Work instructions: Give all of the lines again, with nothing added or dropped.

(Entries taken from a collection)
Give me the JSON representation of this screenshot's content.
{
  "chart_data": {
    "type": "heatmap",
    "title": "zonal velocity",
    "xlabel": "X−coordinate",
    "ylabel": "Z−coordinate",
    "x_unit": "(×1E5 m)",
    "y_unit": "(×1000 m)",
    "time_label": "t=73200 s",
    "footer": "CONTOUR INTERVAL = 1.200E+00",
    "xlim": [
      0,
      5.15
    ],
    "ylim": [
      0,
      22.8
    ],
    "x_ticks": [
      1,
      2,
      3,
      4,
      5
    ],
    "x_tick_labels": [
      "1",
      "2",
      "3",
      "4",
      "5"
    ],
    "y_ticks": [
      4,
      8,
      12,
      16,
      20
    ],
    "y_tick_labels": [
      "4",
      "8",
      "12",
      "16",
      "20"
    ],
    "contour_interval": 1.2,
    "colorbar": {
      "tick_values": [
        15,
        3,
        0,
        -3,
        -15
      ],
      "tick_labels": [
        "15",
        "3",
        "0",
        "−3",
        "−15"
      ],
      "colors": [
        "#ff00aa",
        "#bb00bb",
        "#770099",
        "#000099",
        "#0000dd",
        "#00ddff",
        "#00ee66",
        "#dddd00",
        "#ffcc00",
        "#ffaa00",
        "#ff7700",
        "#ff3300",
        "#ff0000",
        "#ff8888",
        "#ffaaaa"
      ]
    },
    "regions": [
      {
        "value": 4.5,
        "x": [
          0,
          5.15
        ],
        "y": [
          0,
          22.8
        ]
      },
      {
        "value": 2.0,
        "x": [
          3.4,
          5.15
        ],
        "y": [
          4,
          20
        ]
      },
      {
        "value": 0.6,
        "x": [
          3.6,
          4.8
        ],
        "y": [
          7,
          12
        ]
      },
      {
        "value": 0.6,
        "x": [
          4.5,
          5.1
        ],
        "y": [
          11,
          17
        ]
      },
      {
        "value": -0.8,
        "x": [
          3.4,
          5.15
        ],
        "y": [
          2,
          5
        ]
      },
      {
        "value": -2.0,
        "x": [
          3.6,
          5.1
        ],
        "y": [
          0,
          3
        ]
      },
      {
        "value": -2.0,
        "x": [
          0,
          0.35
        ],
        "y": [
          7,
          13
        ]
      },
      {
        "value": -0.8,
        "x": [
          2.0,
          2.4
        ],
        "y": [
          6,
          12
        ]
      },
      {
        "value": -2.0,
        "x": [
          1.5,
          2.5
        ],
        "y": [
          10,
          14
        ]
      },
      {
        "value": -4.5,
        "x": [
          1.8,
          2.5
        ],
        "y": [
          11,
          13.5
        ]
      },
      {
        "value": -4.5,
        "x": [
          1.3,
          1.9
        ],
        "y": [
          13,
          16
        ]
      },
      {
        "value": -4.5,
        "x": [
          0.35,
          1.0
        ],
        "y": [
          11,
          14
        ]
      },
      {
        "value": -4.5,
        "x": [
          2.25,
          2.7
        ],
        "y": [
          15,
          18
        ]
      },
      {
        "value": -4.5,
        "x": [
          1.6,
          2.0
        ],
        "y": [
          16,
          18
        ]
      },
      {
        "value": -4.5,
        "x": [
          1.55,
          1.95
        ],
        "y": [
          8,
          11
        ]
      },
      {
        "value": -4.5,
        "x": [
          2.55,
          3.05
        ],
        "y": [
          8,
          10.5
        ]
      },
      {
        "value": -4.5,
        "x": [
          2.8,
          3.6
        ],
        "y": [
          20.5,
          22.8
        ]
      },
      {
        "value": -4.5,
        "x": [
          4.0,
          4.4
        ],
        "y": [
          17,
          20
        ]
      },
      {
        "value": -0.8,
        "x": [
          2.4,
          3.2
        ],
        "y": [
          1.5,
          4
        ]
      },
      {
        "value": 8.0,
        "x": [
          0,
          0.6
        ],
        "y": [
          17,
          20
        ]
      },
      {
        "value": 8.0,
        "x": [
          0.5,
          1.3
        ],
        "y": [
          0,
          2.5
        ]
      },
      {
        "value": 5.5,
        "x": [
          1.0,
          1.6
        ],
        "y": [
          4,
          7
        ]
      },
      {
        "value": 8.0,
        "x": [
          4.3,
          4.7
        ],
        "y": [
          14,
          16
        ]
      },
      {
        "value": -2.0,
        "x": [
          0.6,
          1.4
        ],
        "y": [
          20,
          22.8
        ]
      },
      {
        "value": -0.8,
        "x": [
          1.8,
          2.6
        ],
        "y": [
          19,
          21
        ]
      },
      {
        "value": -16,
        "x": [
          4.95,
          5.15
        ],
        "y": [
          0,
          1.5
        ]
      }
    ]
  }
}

Completed task:
Give me the JSON representation of this screenshot's content.
{
  "chart_data": {
    "type": "heatmap",
    "title": "zonal velocity",
    "xlabel": "X−coordinate",
    "ylabel": "Z−coordinate",
    "x_unit": "(×1E5 m)",
    "y_unit": "(×1000 m)",
    "time_label": "t=73200 s",
    "footer": "CONTOUR INTERVAL = 1.200E+00",
    "xlim": [
      0,
      5.15
    ],
    "ylim": [
      0,
      22.8
    ],
    "x_ticks": [
      1,
      2,
      3,
      4,
      5
    ],
    "x_tick_labels": [
      "1",
      "2",
      "3",
      "4",
      "5"
    ],
    "y_ticks": [
      4,
      8,
      12,
      16,
      20
    ],
    "y_tick_labels": [
      "4",
      "8",
      "12",
      "16",
      "20"
    ],
    "contour_interval": 1.2,
    "colorbar": {
      "tick_values": [
        15,
        3,
        0,
        -3,
        -15
      ],
      "tick_labels": [
        "15",
        "3",
        "0",
        "−3",
        "−15"
      ],
      "colors": [
        "#ff00aa",
        "#bb00bb",
        "#770099",
        "#000099",
        "#0000dd",
        "#00ddff",
        "#00ee66",
        "#dddd00",
        "#ffcc00",
        "#ffaa00",
        "#ff7700",
        "#ff3300",
        "#ff0000",
        "#ff8888",
        "#ffaaaa"
      ]
    },
    "regions": [
      {
        "value": 4.5,
        "x": [
          0,
          5.15
        ],
        "y": [
          0,
          22.8
        ]
      },
      {
        "value": 2.0,
        "x": [
          3.4,
          5.15
        ],
        "y": [
          4,
          20
        ]
      },
      {
        "value": 0.6,
        "x": [
          3.6,
          4.8
        ],
        "y": [
          7,
          12
        ]
      },
      {
        "value": 0.6,
        "x": [
          4.5,
          5.1
        ],
        "y": [
          11,
          17
        ]
      },
      {
        "value": -0.8,
        "x": [
          3.4,
          5.15
        ],
        "y": [
          2,
          5
        ]
      },
      {
        "value": -2.0,
        "x": [
          3.6,
          5.1
        ],
        "y": [
          0,
          3
        ]
      },
      {
        "value": -2.0,
        "x": [
          0,
          0.35
        ],
        "y": [
          7,
          13
        ]
      },
      {
        "value": -0.8,
        "x": [
          2.0,
          2.4
        ],
        "y": [
          6,
          12
        ]
      },
      {
        "value": -2.0,
        "x": [
          1.5,
          2.5
        ],
        "y": [
          10,
          14
        ]
      },
      {
        "value": -4.5,
        "x": [
          1.8,
          2.5
        ],
        "y": [
          11,
          13.5
        ]
      },
      {
        "value": -4.5,
        "x": [
          1.3,
          1.9
        ],
        "y": [
          13,
          16
        ]
      },
      {
        "value": -4.5,
        "x": [
          0.35,
          1.0
        ],
        "y": [
          11,
          14
        ]
      },
      {
        "value": -4.5,
        "x": [
          2.25,
          2.7
        ],
        "y": [
          15,
          18
        ]
      },
      {
        "value": -4.5,
        "x": [
          1.6,
          2.0
        ],
        "y": [
          16,
          18
        ]
      },
      {
        "value": -4.5,
        "x": [
          1.55,
          1.95
        ],
        "y": [
          8,
          11
        ]
      },
      {
        "value": -4.5,
        "x": [
          2.55,
          3.05
        ],
        "y": [
          8,
          10.5
        ]
      },
      {
        "value": -4.5,
        "x": [
          2.8,
          3.6
        ],
        "y": [
          20.5,
          22.8
        ]
      },
      {
        "value": -4.5,
        "x": [
          4.0,
          4.4
        ],
        "y": [
          17,
          20
        ]
      },
      {
        "value": -0.8,
        "x": [
          2.4,
          3.2
        ],
        "y": [
          1.5,
          4
        ]
      },
      {
        "value": 8.0,
        "x": [
          0,
          0.6
        ],
        "y": [
          17,
          20
        ]
      },
      {
        "value": 8.0,
        "x": [
          0.5,
          1.3
        ],
        "y": [
          0,
          2.5
        ]
      },
      {
        "value": 5.5,
        "x": [
          1.0,
          1.6
        ],
        "y": [
          4,
          7
        ]
      },
      {
        "value": 8.0,
        "x": [
          4.3,
          4.7
        ],
        "y": [
          14,
          16
        ]
      },
      {
        "value": -2.0,
        "x": [
          0.6,
          1.4
        ],
        "y": [
          20,
          22.8
        ]
      },
      {
        "value": -0.8,
        "x": [
          1.8,
          2.6
        ],
        "y": [
          19,
          21
        ]
      },
      {
        "value": -16,
        "x": [
          4.95,
          5.15
        ],
        "y": [
          0,
          1.5
        ]
      }
    ]
  }
}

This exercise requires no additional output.